Dataset records
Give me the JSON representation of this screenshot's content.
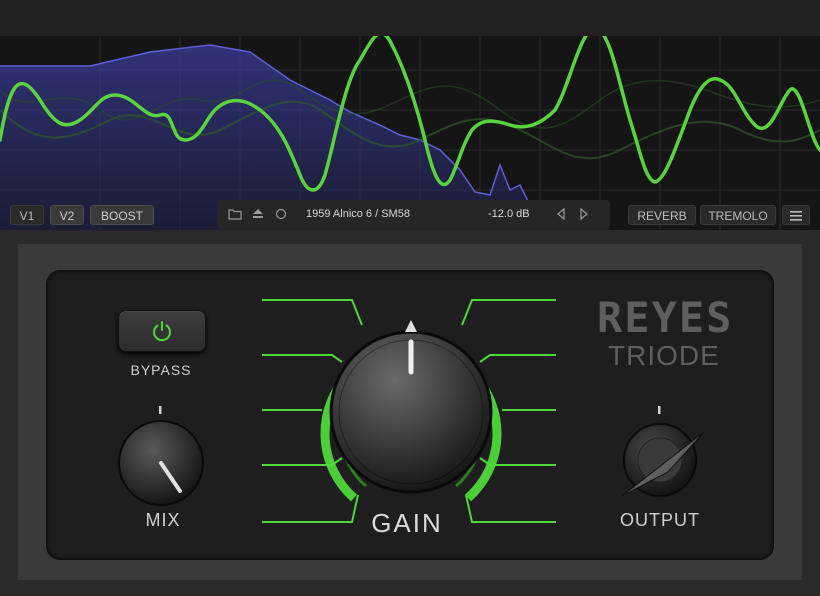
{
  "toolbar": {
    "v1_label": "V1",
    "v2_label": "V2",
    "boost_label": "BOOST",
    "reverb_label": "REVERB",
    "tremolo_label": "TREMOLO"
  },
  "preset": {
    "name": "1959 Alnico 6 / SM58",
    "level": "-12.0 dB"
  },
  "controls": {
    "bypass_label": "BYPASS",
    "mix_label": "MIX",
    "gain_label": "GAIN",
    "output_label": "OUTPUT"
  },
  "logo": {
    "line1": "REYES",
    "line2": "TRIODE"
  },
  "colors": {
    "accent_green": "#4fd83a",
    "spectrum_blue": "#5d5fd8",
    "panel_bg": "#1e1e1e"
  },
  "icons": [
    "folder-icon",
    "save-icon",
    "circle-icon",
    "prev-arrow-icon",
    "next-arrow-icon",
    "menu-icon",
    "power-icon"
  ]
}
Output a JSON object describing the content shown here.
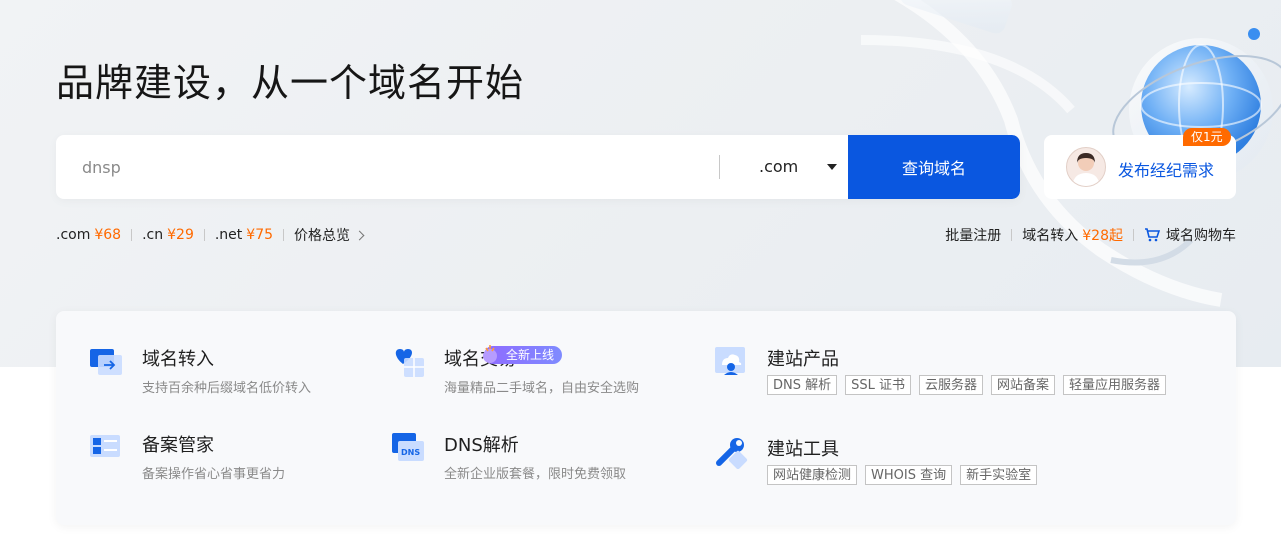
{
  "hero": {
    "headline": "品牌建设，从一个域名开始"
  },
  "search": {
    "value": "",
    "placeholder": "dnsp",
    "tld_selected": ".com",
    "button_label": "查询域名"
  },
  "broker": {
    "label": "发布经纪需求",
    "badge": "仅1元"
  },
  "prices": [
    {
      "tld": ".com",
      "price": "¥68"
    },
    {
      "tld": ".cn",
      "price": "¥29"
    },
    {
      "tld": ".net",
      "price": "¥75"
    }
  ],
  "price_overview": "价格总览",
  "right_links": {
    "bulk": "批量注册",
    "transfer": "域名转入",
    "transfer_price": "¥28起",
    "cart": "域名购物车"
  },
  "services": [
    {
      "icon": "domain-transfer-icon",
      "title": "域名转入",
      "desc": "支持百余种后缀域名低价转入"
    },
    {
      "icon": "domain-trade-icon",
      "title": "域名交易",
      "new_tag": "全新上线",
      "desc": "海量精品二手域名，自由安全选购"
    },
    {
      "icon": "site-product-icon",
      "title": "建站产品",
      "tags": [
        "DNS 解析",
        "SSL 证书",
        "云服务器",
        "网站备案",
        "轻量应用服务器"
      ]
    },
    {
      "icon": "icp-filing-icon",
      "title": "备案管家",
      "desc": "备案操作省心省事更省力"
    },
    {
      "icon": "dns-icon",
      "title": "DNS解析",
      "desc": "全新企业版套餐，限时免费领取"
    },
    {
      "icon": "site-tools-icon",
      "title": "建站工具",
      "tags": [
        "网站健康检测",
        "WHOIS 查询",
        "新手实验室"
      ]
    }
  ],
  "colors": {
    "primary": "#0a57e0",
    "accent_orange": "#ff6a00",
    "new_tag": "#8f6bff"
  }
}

Your objective
Give every line above again exactly, with no pictures.

Answer to this problem
Give me the JSON representation of this screenshot's content.
{
  "toolbar": {
    "v1_label": "V1",
    "v2_label": "V2",
    "boost_label": "BOOST",
    "reverb_label": "REVERB",
    "tremolo_label": "TREMOLO"
  },
  "preset": {
    "name": "1959 Alnico 6 / SM58",
    "level": "-12.0 dB"
  },
  "controls": {
    "bypass_label": "BYPASS",
    "mix_label": "MIX",
    "gain_label": "GAIN",
    "output_label": "OUTPUT"
  },
  "logo": {
    "line1": "REYES",
    "line2": "TRIODE"
  },
  "colors": {
    "accent_green": "#4fd83a",
    "spectrum_blue": "#5d5fd8",
    "panel_bg": "#1e1e1e"
  },
  "icons": [
    "folder-icon",
    "save-icon",
    "circle-icon",
    "prev-arrow-icon",
    "next-arrow-icon",
    "menu-icon",
    "power-icon"
  ]
}
Output a JSON object describing the content shown here.
{
  "hero": {
    "headline": "品牌建设，从一个域名开始"
  },
  "search": {
    "value": "",
    "placeholder": "dnsp",
    "tld_selected": ".com",
    "button_label": "查询域名"
  },
  "broker": {
    "label": "发布经纪需求",
    "badge": "仅1元"
  },
  "prices": [
    {
      "tld": ".com",
      "price": "¥68"
    },
    {
      "tld": ".cn",
      "price": "¥29"
    },
    {
      "tld": ".net",
      "price": "¥75"
    }
  ],
  "price_overview": "价格总览",
  "right_links": {
    "bulk": "批量注册",
    "transfer": "域名转入",
    "transfer_price": "¥28起",
    "cart": "域名购物车"
  },
  "services": [
    {
      "icon": "domain-transfer-icon",
      "title": "域名转入",
      "desc": "支持百余种后缀域名低价转入"
    },
    {
      "icon": "domain-trade-icon",
      "title": "域名交易",
      "new_tag": "全新上线",
      "desc": "海量精品二手域名，自由安全选购"
    },
    {
      "icon": "site-product-icon",
      "title": "建站产品",
      "tags": [
        "DNS 解析",
        "SSL 证书",
        "云服务器",
        "网站备案",
        "轻量应用服务器"
      ]
    },
    {
      "icon": "icp-filing-icon",
      "title": "备案管家",
      "desc": "备案操作省心省事更省力"
    },
    {
      "icon": "dns-icon",
      "title": "DNS解析",
      "desc": "全新企业版套餐，限时免费领取"
    },
    {
      "icon": "site-tools-icon",
      "title": "建站工具",
      "tags": [
        "网站健康检测",
        "WHOIS 查询",
        "新手实验室"
      ]
    }
  ],
  "colors": {
    "primary": "#0a57e0",
    "accent_orange": "#ff6a00",
    "new_tag": "#8f6bff"
  }
}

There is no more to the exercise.